Given instruction: Exact reproduction is required for all entries.

Collected data entries:
-----
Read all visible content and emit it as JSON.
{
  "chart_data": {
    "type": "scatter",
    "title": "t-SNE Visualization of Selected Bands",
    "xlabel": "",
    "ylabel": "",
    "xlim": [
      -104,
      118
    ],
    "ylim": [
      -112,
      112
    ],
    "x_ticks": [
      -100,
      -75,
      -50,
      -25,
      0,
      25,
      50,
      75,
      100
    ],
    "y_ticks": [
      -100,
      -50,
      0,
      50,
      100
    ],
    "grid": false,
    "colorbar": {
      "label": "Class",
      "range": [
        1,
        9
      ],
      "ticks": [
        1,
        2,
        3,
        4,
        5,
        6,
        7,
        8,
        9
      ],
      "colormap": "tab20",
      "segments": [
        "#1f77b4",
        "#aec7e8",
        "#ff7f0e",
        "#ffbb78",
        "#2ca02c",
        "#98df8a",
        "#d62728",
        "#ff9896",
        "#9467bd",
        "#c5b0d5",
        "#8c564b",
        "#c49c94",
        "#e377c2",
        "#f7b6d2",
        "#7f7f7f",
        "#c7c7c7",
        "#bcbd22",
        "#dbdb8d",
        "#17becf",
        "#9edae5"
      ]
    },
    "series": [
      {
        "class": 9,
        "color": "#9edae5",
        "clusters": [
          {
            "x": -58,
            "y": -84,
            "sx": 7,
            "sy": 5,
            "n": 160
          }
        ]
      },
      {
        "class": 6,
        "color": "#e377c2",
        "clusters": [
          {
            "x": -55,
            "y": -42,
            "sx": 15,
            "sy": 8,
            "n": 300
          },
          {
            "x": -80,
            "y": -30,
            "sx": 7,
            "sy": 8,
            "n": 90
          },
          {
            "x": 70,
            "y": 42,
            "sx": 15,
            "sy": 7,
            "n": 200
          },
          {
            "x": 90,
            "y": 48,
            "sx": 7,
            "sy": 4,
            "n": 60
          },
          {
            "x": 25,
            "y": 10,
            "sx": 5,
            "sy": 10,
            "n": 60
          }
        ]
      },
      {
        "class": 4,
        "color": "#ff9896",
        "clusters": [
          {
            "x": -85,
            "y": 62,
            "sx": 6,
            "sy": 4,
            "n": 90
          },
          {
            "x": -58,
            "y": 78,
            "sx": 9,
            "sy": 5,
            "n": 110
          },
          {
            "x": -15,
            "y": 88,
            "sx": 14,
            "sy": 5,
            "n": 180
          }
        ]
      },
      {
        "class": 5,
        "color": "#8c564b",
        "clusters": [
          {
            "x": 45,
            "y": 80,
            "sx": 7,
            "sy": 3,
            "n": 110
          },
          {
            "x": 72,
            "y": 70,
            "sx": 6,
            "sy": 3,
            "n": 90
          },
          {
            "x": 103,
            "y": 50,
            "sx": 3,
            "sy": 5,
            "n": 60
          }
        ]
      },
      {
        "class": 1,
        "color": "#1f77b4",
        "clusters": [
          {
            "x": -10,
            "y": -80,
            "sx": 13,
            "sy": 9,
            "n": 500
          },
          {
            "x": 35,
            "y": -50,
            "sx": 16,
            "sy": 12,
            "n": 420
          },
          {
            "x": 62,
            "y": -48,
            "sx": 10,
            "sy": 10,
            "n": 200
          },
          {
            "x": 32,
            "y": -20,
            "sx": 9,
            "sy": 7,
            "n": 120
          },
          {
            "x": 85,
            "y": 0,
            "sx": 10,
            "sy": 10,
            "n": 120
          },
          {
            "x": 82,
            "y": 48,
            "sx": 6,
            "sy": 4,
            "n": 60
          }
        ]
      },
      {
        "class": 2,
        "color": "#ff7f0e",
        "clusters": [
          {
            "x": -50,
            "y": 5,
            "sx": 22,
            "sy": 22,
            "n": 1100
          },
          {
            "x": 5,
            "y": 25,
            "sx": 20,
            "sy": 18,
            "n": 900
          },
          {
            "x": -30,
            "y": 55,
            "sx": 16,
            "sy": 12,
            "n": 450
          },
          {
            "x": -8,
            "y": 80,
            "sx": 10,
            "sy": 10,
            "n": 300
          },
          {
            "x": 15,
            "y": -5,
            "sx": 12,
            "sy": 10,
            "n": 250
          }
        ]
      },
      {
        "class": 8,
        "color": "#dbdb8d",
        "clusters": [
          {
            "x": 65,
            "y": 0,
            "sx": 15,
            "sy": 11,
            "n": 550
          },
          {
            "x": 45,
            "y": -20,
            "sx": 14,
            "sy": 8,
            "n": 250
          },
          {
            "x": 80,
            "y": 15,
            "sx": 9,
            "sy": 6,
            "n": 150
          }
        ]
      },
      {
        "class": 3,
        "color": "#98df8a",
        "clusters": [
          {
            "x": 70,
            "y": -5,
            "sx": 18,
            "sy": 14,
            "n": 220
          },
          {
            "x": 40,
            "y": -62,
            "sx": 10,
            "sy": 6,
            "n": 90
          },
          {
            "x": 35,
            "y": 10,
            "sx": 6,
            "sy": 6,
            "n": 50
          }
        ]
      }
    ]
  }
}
-----
Task answer:
Read all visible content and emit it as JSON.
{
  "chart_data": {
    "type": "scatter",
    "title": "t-SNE Visualization of Selected Bands",
    "xlabel": "",
    "ylabel": "",
    "xlim": [
      -104,
      118
    ],
    "ylim": [
      -112,
      112
    ],
    "x_ticks": [
      -100,
      -75,
      -50,
      -25,
      0,
      25,
      50,
      75,
      100
    ],
    "y_ticks": [
      -100,
      -50,
      0,
      50,
      100
    ],
    "grid": false,
    "colorbar": {
      "label": "Class",
      "range": [
        1,
        9
      ],
      "ticks": [
        1,
        2,
        3,
        4,
        5,
        6,
        7,
        8,
        9
      ],
      "colormap": "tab20",
      "segments": [
        "#1f77b4",
        "#aec7e8",
        "#ff7f0e",
        "#ffbb78",
        "#2ca02c",
        "#98df8a",
        "#d62728",
        "#ff9896",
        "#9467bd",
        "#c5b0d5",
        "#8c564b",
        "#c49c94",
        "#e377c2",
        "#f7b6d2",
        "#7f7f7f",
        "#c7c7c7",
        "#bcbd22",
        "#dbdb8d",
        "#17becf",
        "#9edae5"
      ]
    },
    "series": [
      {
        "class": 9,
        "color": "#9edae5",
        "clusters": [
          {
            "x": -58,
            "y": -84,
            "sx": 7,
            "sy": 5,
            "n": 160
          }
        ]
      },
      {
        "class": 6,
        "color": "#e377c2",
        "clusters": [
          {
            "x": -55,
            "y": -42,
            "sx": 15,
            "sy": 8,
            "n": 300
          },
          {
            "x": -80,
            "y": -30,
            "sx": 7,
            "sy": 8,
            "n": 90
          },
          {
            "x": 70,
            "y": 42,
            "sx": 15,
            "sy": 7,
            "n": 200
          },
          {
            "x": 90,
            "y": 48,
            "sx": 7,
            "sy": 4,
            "n": 60
          },
          {
            "x": 25,
            "y": 10,
            "sx": 5,
            "sy": 10,
            "n": 60
          }
        ]
      },
      {
        "class": 4,
        "color": "#ff9896",
        "clusters": [
          {
            "x": -85,
            "y": 62,
            "sx": 6,
            "sy": 4,
            "n": 90
          },
          {
            "x": -58,
            "y": 78,
            "sx": 9,
            "sy": 5,
            "n": 110
          },
          {
            "x": -15,
            "y": 88,
            "sx": 14,
            "sy": 5,
            "n": 180
          }
        ]
      },
      {
        "class": 5,
        "color": "#8c564b",
        "clusters": [
          {
            "x": 45,
            "y": 80,
            "sx": 7,
            "sy": 3,
            "n": 110
          },
          {
            "x": 72,
            "y": 70,
            "sx": 6,
            "sy": 3,
            "n": 90
          },
          {
            "x": 103,
            "y": 50,
            "sx": 3,
            "sy": 5,
            "n": 60
          }
        ]
      },
      {
        "class": 1,
        "color": "#1f77b4",
        "clusters": [
          {
            "x": -10,
            "y": -80,
            "sx": 13,
            "sy": 9,
            "n": 500
          },
          {
            "x": 35,
            "y": -50,
            "sx": 16,
            "sy": 12,
            "n": 420
          },
          {
            "x": 62,
            "y": -48,
            "sx": 10,
            "sy": 10,
            "n": 200
          },
          {
            "x": 32,
            "y": -20,
            "sx": 9,
            "sy": 7,
            "n": 120
          },
          {
            "x": 85,
            "y": 0,
            "sx": 10,
            "sy": 10,
            "n": 120
          },
          {
            "x": 82,
            "y": 48,
            "sx": 6,
            "sy": 4,
            "n": 60
          }
        ]
      },
      {
        "class": 2,
        "color": "#ff7f0e",
        "clusters": [
          {
            "x": -50,
            "y": 5,
            "sx": 22,
            "sy": 22,
            "n": 1100
          },
          {
            "x": 5,
            "y": 25,
            "sx": 20,
            "sy": 18,
            "n": 900
          },
          {
            "x": -30,
            "y": 55,
            "sx": 16,
            "sy": 12,
            "n": 450
          },
          {
            "x": -8,
            "y": 80,
            "sx": 10,
            "sy": 10,
            "n": 300
          },
          {
            "x": 15,
            "y": -5,
            "sx": 12,
            "sy": 10,
            "n": 250
          }
        ]
      },
      {
        "class": 8,
        "color": "#dbdb8d",
        "clusters": [
          {
            "x": 65,
            "y": 0,
            "sx": 15,
            "sy": 11,
            "n": 550
          },
          {
            "x": 45,
            "y": -20,
            "sx": 14,
            "sy": 8,
            "n": 250
          },
          {
            "x": 80,
            "y": 15,
            "sx": 9,
            "sy": 6,
            "n": 150
          }
        ]
      },
      {
        "class": 3,
        "color": "#98df8a",
        "clusters": [
          {
            "x": 70,
            "y": -5,
            "sx": 18,
            "sy": 14,
            "n": 220
          },
          {
            "x": 40,
            "y": -62,
            "sx": 10,
            "sy": 6,
            "n": 90
          },
          {
            "x": 35,
            "y": 10,
            "sx": 6,
            "sy": 6,
            "n": 50
          }
        ]
      }
    ]
  }
}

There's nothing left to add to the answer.